▶ Document extract:
- Dates: May 1984
- Teams: 12
- Finals site: Nickerson Field, Boston, MA
- Champions: Temple (1st title)
- Runner-up: Maryland (1st title game)
- MOP: Marie Schmucker, Temple
- Attendance: 1,938 finals

= 1984 NCAA women's lacrosse tournament =

The 1984 NCAA Women's Lacrosse Championship was the third annual single-elimination tournament to determine the national championship of NCAA women's college lacrosse. The championship game was played at Nickerson Field in Boston, Massachusetts during May 1984.

The Temple Owls won their first championship after defeating the Maryland Terrapins in the final, 6–4.

▶ Data segment:
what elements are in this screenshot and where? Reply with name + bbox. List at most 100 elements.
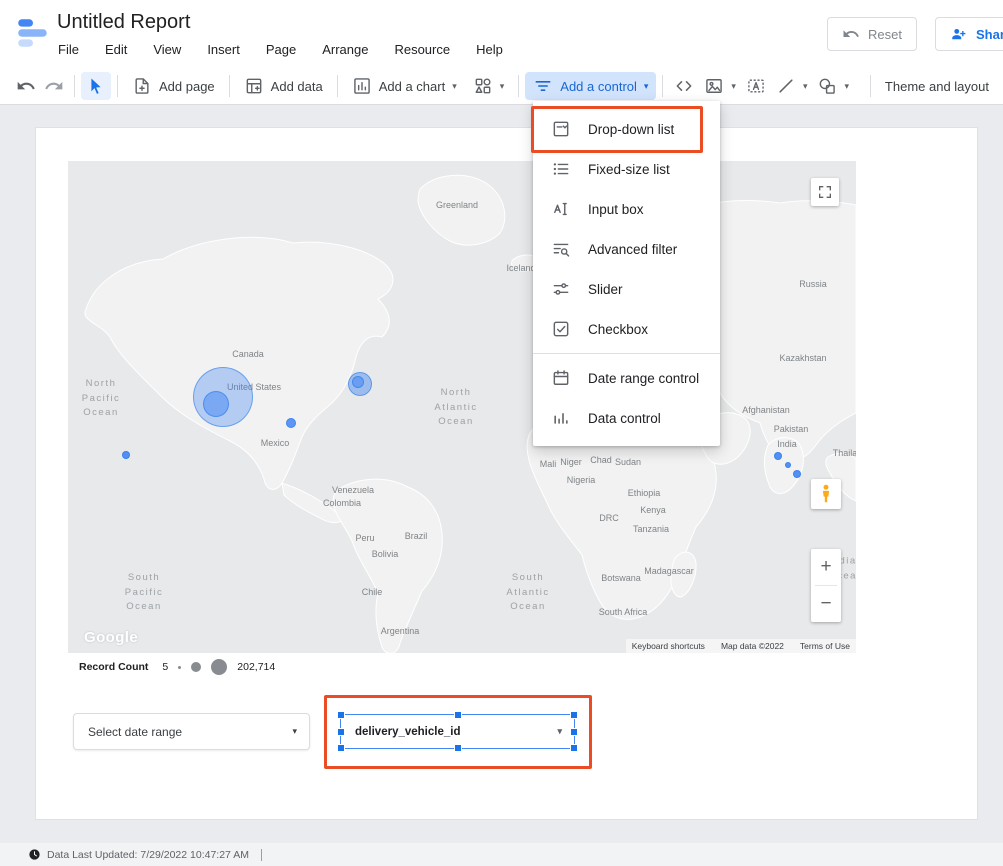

▶ Problems:
1) From the 1984 NCAA women's lacrosse tournament page, write out the stretch from "The 1984 NCAA" through "the final, 6–4.".
2) In the 1984 NCAA women's lacrosse tournament page, restate the paragraph beginning "The 1984 NCAA Women's Lacrosse Championship was" more briefly, keeping its main facts.

▶ Task-by-task solutions:
1)
The 1984 NCAA Women's Lacrosse Championship was the third annual single-elimination tournament to determine the national championship of NCAA women's college lacrosse. The championship game was played at Nickerson Field in Boston, Massachusetts during May 1984.

The Temple Owls won their first championship after defeating the Maryland Terrapins in the final, 6–4.

2) The 1984 NCAA Women's Lacrosse Championship, the third annual single-elimination tournament for the NCAA women's college lacrosse title, held its championship game at Nickerson Field in Boston, Massachusetts, in May 1984.